## [What is required]
Output solely the number of lines containing the string "CCSF".

[Records that describe figures]
==========

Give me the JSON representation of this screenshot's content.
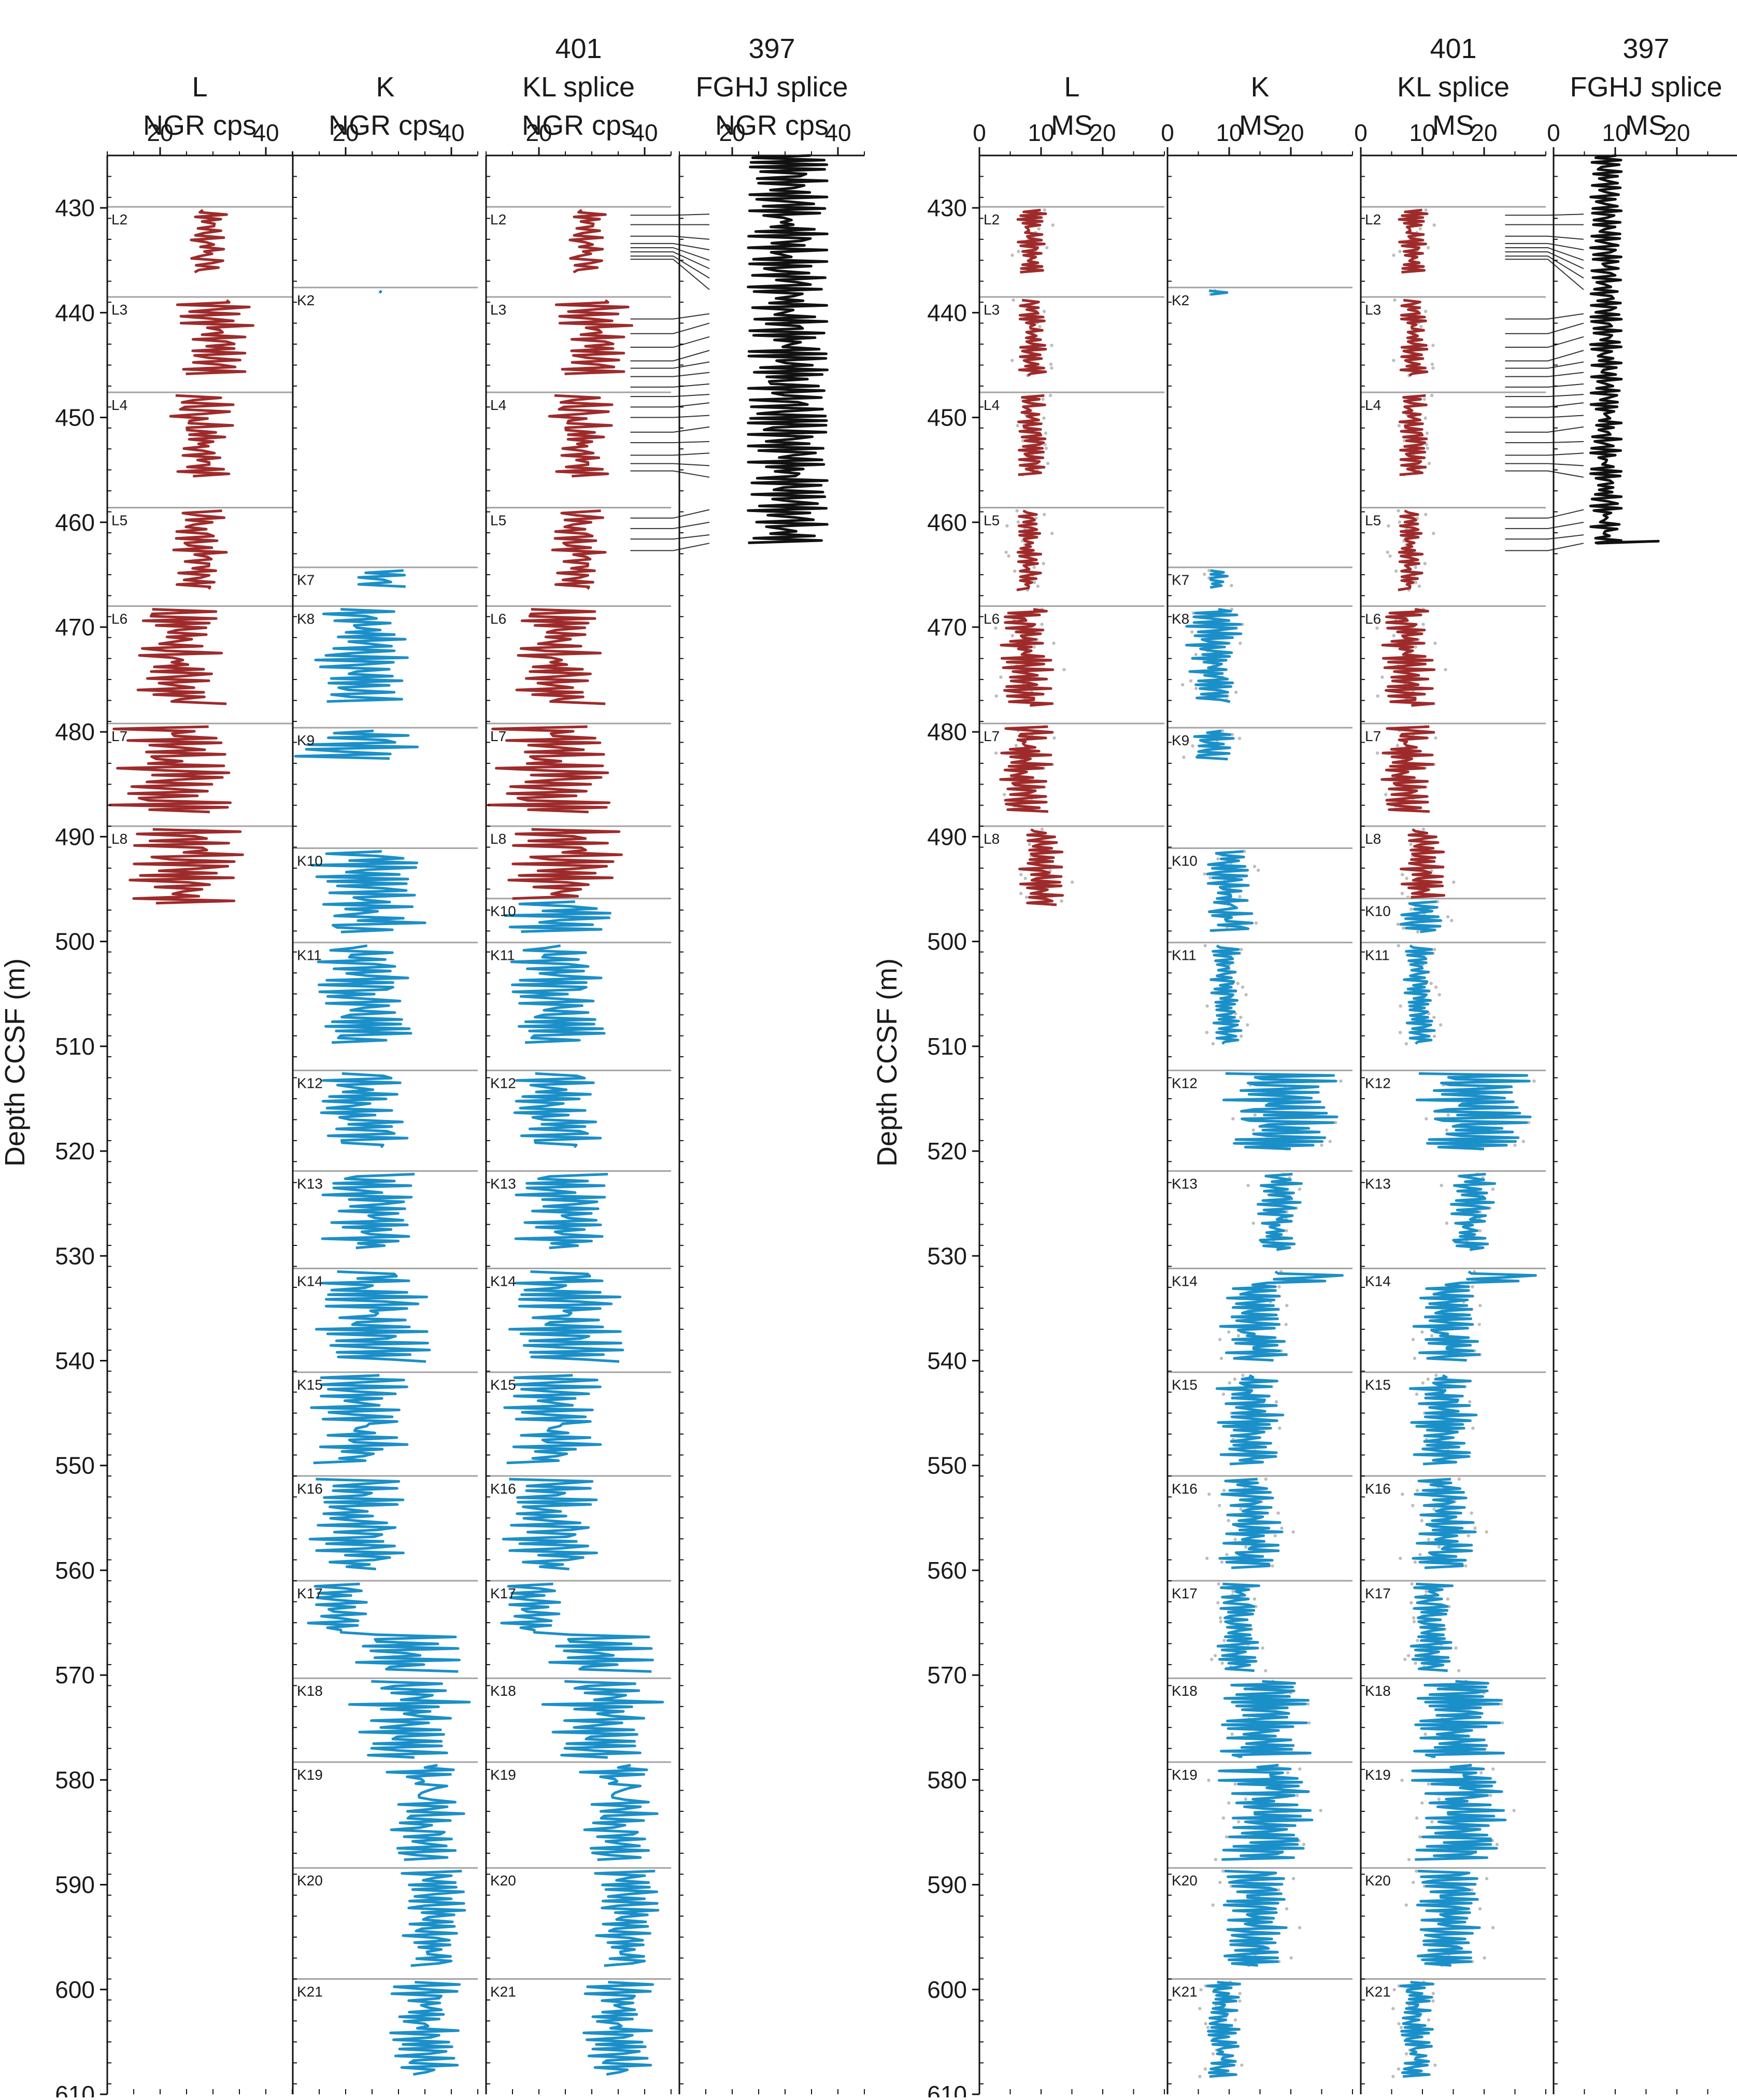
{
  "colors": {
    "L": "#9e2b2b",
    "K": "#1b8fc8",
    "splice397": "#111111",
    "raw": "#bdbdbd",
    "coreline": "#a3a3a3",
    "tie": "#333333"
  },
  "ylabel": "Depth CCSF (m)",
  "chart_data": [
    {
      "type": "line",
      "title": "",
      "ylabel": "Depth CCSF (m)",
      "ylim": [
        610,
        425
      ],
      "yticks": [
        430,
        440,
        450,
        460,
        470,
        480,
        490,
        500,
        510,
        520,
        530,
        540,
        550,
        560,
        570,
        580,
        590,
        600,
        610
      ],
      "panels": [
        {
          "id": "ngr-L",
          "header": [
            "L",
            "NGR cps"
          ],
          "xlim": [
            10,
            45
          ],
          "xticks": [
            "20",
            "40"
          ],
          "series": "L",
          "cores": [
            {
              "name": "L2",
              "top": 429.9,
              "bot": 436.2
            },
            {
              "name": "L3",
              "top": 438.5,
              "bot": 446.0
            },
            {
              "name": "L4",
              "top": 447.6,
              "bot": 455.6
            },
            {
              "name": "L5",
              "top": 458.6,
              "bot": 466.5
            },
            {
              "name": "L6",
              "top": 468.0,
              "bot": 477.5
            },
            {
              "name": "L7",
              "top": 479.2,
              "bot": 487.7
            },
            {
              "name": "L8",
              "top": 489.0,
              "bot": 496.5
            }
          ]
        },
        {
          "id": "ngr-K",
          "header": [
            "K",
            "NGR cps"
          ],
          "xlim": [
            10,
            45
          ],
          "xticks": [
            "20",
            "40"
          ],
          "series": "K",
          "cores": [
            {
              "name": "K2",
              "top": 437.6,
              "bot": 438.3
            },
            {
              "name": "K7",
              "top": 464.3,
              "bot": 466.3
            },
            {
              "name": "K8",
              "top": 468.0,
              "bot": 477.2
            },
            {
              "name": "K9",
              "top": 479.6,
              "bot": 482.7
            },
            {
              "name": "K10",
              "top": 491.1,
              "bot": 499.1
            },
            {
              "name": "K11",
              "top": 500.1,
              "bot": 509.8
            },
            {
              "name": "K12",
              "top": 512.3,
              "bot": 519.8
            },
            {
              "name": "K13",
              "top": 521.9,
              "bot": 529.4
            },
            {
              "name": "K14",
              "top": 531.2,
              "bot": 540.1
            },
            {
              "name": "K15",
              "top": 541.1,
              "bot": 549.9
            },
            {
              "name": "K16",
              "top": 551.0,
              "bot": 559.9
            },
            {
              "name": "K17",
              "top": 561.0,
              "bot": 569.7
            },
            {
              "name": "K18",
              "top": 570.3,
              "bot": 577.9
            },
            {
              "name": "K19",
              "top": 578.3,
              "bot": 587.7
            },
            {
              "name": "K20",
              "top": 588.4,
              "bot": 597.8
            },
            {
              "name": "K21",
              "top": 599.0,
              "bot": 608.3
            }
          ]
        },
        {
          "id": "ngr-KL",
          "header": [
            "401",
            "KL splice",
            "NGR cps"
          ],
          "xlim": [
            10,
            45
          ],
          "xticks": [
            "20",
            "40"
          ],
          "series": "KL",
          "cores": [
            {
              "name": "L2",
              "top": 429.9,
              "bot": 436.2
            },
            {
              "name": "L3",
              "top": 438.5,
              "bot": 446.0
            },
            {
              "name": "L4",
              "top": 447.6,
              "bot": 455.6
            },
            {
              "name": "L5",
              "top": 458.6,
              "bot": 466.5
            },
            {
              "name": "L6",
              "top": 468.0,
              "bot": 477.5
            },
            {
              "name": "L7",
              "top": 479.2,
              "bot": 487.7
            },
            {
              "name": "L8",
              "top": 489.0,
              "bot": 495.9
            },
            {
              "name": "K10",
              "top": 495.9,
              "bot": 499.1
            },
            {
              "name": "K11",
              "top": 500.1,
              "bot": 509.8
            },
            {
              "name": "K12",
              "top": 512.3,
              "bot": 519.8
            },
            {
              "name": "K13",
              "top": 521.9,
              "bot": 529.4
            },
            {
              "name": "K14",
              "top": 531.2,
              "bot": 540.1
            },
            {
              "name": "K15",
              "top": 541.1,
              "bot": 549.9
            },
            {
              "name": "K16",
              "top": 551.0,
              "bot": 559.9
            },
            {
              "name": "K17",
              "top": 561.0,
              "bot": 569.7
            },
            {
              "name": "K18",
              "top": 570.3,
              "bot": 577.9
            },
            {
              "name": "K19",
              "top": 578.3,
              "bot": 587.7
            },
            {
              "name": "K20",
              "top": 588.4,
              "bot": 597.8
            },
            {
              "name": "K21",
              "top": 599.0,
              "bot": 608.3
            }
          ]
        },
        {
          "id": "ngr-397",
          "header": [
            "397",
            "FGHJ splice",
            "NGR cps"
          ],
          "xlim": [
            10,
            45
          ],
          "xticks": [
            "20",
            "40"
          ],
          "series": "S397",
          "top": 425.0,
          "bot": 462.0
        },
        {
          "id": "ms-L",
          "header": [
            "L",
            "MS"
          ],
          "xlim": [
            0,
            30
          ],
          "xticks": [
            "0",
            "10",
            "20"
          ],
          "series": "L",
          "cores": [
            {
              "name": "L2",
              "top": 429.9,
              "bot": 436.2
            },
            {
              "name": "L3",
              "top": 438.5,
              "bot": 446.0
            },
            {
              "name": "L4",
              "top": 447.6,
              "bot": 455.6
            },
            {
              "name": "L5",
              "top": 458.6,
              "bot": 466.5
            },
            {
              "name": "L6",
              "top": 468.0,
              "bot": 477.5
            },
            {
              "name": "L7",
              "top": 479.2,
              "bot": 487.7
            },
            {
              "name": "L8",
              "top": 489.0,
              "bot": 496.5
            }
          ]
        },
        {
          "id": "ms-K",
          "header": [
            "K",
            "MS"
          ],
          "xlim": [
            0,
            30
          ],
          "xticks": [
            "0",
            "10",
            "20"
          ],
          "series": "K",
          "cores": [
            {
              "name": "K2",
              "top": 437.6,
              "bot": 438.3
            },
            {
              "name": "K7",
              "top": 464.3,
              "bot": 466.3
            },
            {
              "name": "K8",
              "top": 468.0,
              "bot": 477.2
            },
            {
              "name": "K9",
              "top": 479.6,
              "bot": 482.7
            },
            {
              "name": "K10",
              "top": 491.1,
              "bot": 499.1
            },
            {
              "name": "K11",
              "top": 500.1,
              "bot": 509.8
            },
            {
              "name": "K12",
              "top": 512.3,
              "bot": 519.8
            },
            {
              "name": "K13",
              "top": 521.9,
              "bot": 529.4
            },
            {
              "name": "K14",
              "top": 531.2,
              "bot": 540.1
            },
            {
              "name": "K15",
              "top": 541.1,
              "bot": 549.9
            },
            {
              "name": "K16",
              "top": 551.0,
              "bot": 559.9
            },
            {
              "name": "K17",
              "top": 561.0,
              "bot": 569.7
            },
            {
              "name": "K18",
              "top": 570.3,
              "bot": 577.9
            },
            {
              "name": "K19",
              "top": 578.3,
              "bot": 587.7
            },
            {
              "name": "K20",
              "top": 588.4,
              "bot": 597.8
            },
            {
              "name": "K21",
              "top": 599.0,
              "bot": 608.3
            }
          ]
        },
        {
          "id": "ms-KL",
          "header": [
            "401",
            "KL splice",
            "MS"
          ],
          "xlim": [
            0,
            30
          ],
          "xticks": [
            "0",
            "10",
            "20"
          ],
          "series": "KL",
          "cores": [
            {
              "name": "L2",
              "top": 429.9,
              "bot": 436.2
            },
            {
              "name": "L3",
              "top": 438.5,
              "bot": 446.0
            },
            {
              "name": "L4",
              "top": 447.6,
              "bot": 455.6
            },
            {
              "name": "L5",
              "top": 458.6,
              "bot": 466.5
            },
            {
              "name": "L6",
              "top": 468.0,
              "bot": 477.5
            },
            {
              "name": "L7",
              "top": 479.2,
              "bot": 487.7
            },
            {
              "name": "L8",
              "top": 489.0,
              "bot": 495.9
            },
            {
              "name": "K10",
              "top": 495.9,
              "bot": 499.1
            },
            {
              "name": "K11",
              "top": 500.1,
              "bot": 509.8
            },
            {
              "name": "K12",
              "top": 512.3,
              "bot": 519.8
            },
            {
              "name": "K13",
              "top": 521.9,
              "bot": 529.4
            },
            {
              "name": "K14",
              "top": 531.2,
              "bot": 540.1
            },
            {
              "name": "K15",
              "top": 541.1,
              "bot": 549.9
            },
            {
              "name": "K16",
              "top": 551.0,
              "bot": 559.9
            },
            {
              "name": "K17",
              "top": 561.0,
              "bot": 569.7
            },
            {
              "name": "K18",
              "top": 570.3,
              "bot": 577.9
            },
            {
              "name": "K19",
              "top": 578.3,
              "bot": 587.7
            },
            {
              "name": "K20",
              "top": 588.4,
              "bot": 597.8
            },
            {
              "name": "K21",
              "top": 599.0,
              "bot": 608.3
            }
          ]
        },
        {
          "id": "ms-397",
          "header": [
            "397",
            "FGHJ splice",
            "MS"
          ],
          "xlim": [
            0,
            30
          ],
          "xticks": [
            "0",
            "10",
            "20"
          ],
          "series": "S397",
          "top": 425.0,
          "bot": 462.0
        }
      ],
      "ngr_ranges": [
        {
          "from": 429.9,
          "to": 436.2,
          "min": 25,
          "max": 33
        },
        {
          "from": 438.5,
          "to": 446.0,
          "min": 23,
          "max": 38
        },
        {
          "from": 447.6,
          "to": 455.6,
          "min": 21,
          "max": 35
        },
        {
          "from": 458.6,
          "to": 466.5,
          "min": 22,
          "max": 33
        },
        {
          "from": 468.0,
          "to": 477.5,
          "min": 14,
          "max": 33
        },
        {
          "from": 479.2,
          "to": 487.7,
          "min": 10,
          "max": 36
        },
        {
          "from": 489.0,
          "to": 499.1,
          "min": 13,
          "max": 36
        },
        {
          "from": 500.1,
          "to": 509.8,
          "min": 14,
          "max": 33
        },
        {
          "from": 512.3,
          "to": 519.8,
          "min": 14,
          "max": 32
        },
        {
          "from": 521.9,
          "to": 529.4,
          "min": 14,
          "max": 35
        },
        {
          "from": 531.2,
          "to": 540.1,
          "min": 13,
          "max": 37
        },
        {
          "from": 541.1,
          "to": 549.9,
          "min": 13,
          "max": 33
        },
        {
          "from": 551.0,
          "to": 559.9,
          "min": 13,
          "max": 33
        },
        {
          "from": 561.0,
          "to": 566.0,
          "min": 12,
          "max": 25
        },
        {
          "from": 566.0,
          "to": 577.9,
          "min": 20,
          "max": 44
        },
        {
          "from": 578.3,
          "to": 587.7,
          "min": 27,
          "max": 43
        },
        {
          "from": 588.4,
          "to": 597.8,
          "min": 30,
          "max": 43
        },
        {
          "from": 599.0,
          "to": 608.3,
          "min": 28,
          "max": 42
        }
      ],
      "ms_ranges": [
        {
          "from": 429.9,
          "to": 456.0,
          "min": 6,
          "max": 11
        },
        {
          "from": 458.6,
          "to": 468.0,
          "min": 6,
          "max": 10
        },
        {
          "from": 468.0,
          "to": 487.7,
          "min": 3,
          "max": 12
        },
        {
          "from": 489.0,
          "to": 499.1,
          "min": 6,
          "max": 14
        },
        {
          "from": 500.1,
          "to": 509.8,
          "min": 7,
          "max": 12
        },
        {
          "from": 512.3,
          "to": 519.8,
          "min": 8,
          "max": 29
        },
        {
          "from": 521.9,
          "to": 529.4,
          "min": 14,
          "max": 22
        },
        {
          "from": 529.4,
          "to": 532.5,
          "min": 14,
          "max": 30
        },
        {
          "from": 532.5,
          "to": 540.1,
          "min": 8,
          "max": 20
        },
        {
          "from": 541.1,
          "to": 559.9,
          "min": 8,
          "max": 19
        },
        {
          "from": 561.0,
          "to": 570.0,
          "min": 8,
          "max": 15
        },
        {
          "from": 570.0,
          "to": 587.7,
          "min": 8,
          "max": 24
        },
        {
          "from": 588.4,
          "to": 597.8,
          "min": 8,
          "max": 20
        },
        {
          "from": 599.0,
          "to": 608.3,
          "min": 6,
          "max": 12
        }
      ],
      "s397_ngr_range": {
        "min": 23,
        "max": 38
      },
      "s397_ms_range": {
        "min": 6,
        "max": 11,
        "end_spike": 17
      },
      "ties": [
        [
          430.7,
          430.6
        ],
        [
          431.6,
          431.6
        ],
        [
          432.7,
          433.0
        ],
        [
          433.4,
          434.0
        ],
        [
          433.8,
          435.0
        ],
        [
          434.2,
          435.8
        ],
        [
          434.6,
          436.7
        ],
        [
          434.9,
          437.8
        ],
        [
          440.6,
          440.1
        ],
        [
          442.0,
          441.0
        ],
        [
          443.3,
          442.3
        ],
        [
          444.6,
          443.6
        ],
        [
          445.3,
          444.7
        ],
        [
          446.1,
          445.7
        ],
        [
          447.1,
          446.8
        ],
        [
          448.0,
          447.8
        ],
        [
          449.0,
          448.6
        ],
        [
          450.0,
          449.8
        ],
        [
          451.4,
          450.9
        ],
        [
          452.4,
          452.3
        ],
        [
          453.6,
          453.4
        ],
        [
          454.4,
          454.6
        ],
        [
          455.1,
          455.7
        ],
        [
          459.6,
          458.8
        ],
        [
          460.6,
          460.0
        ],
        [
          461.6,
          461.2
        ],
        [
          462.7,
          462.0
        ]
      ]
    }
  ]
}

==========

## [Task answer]
2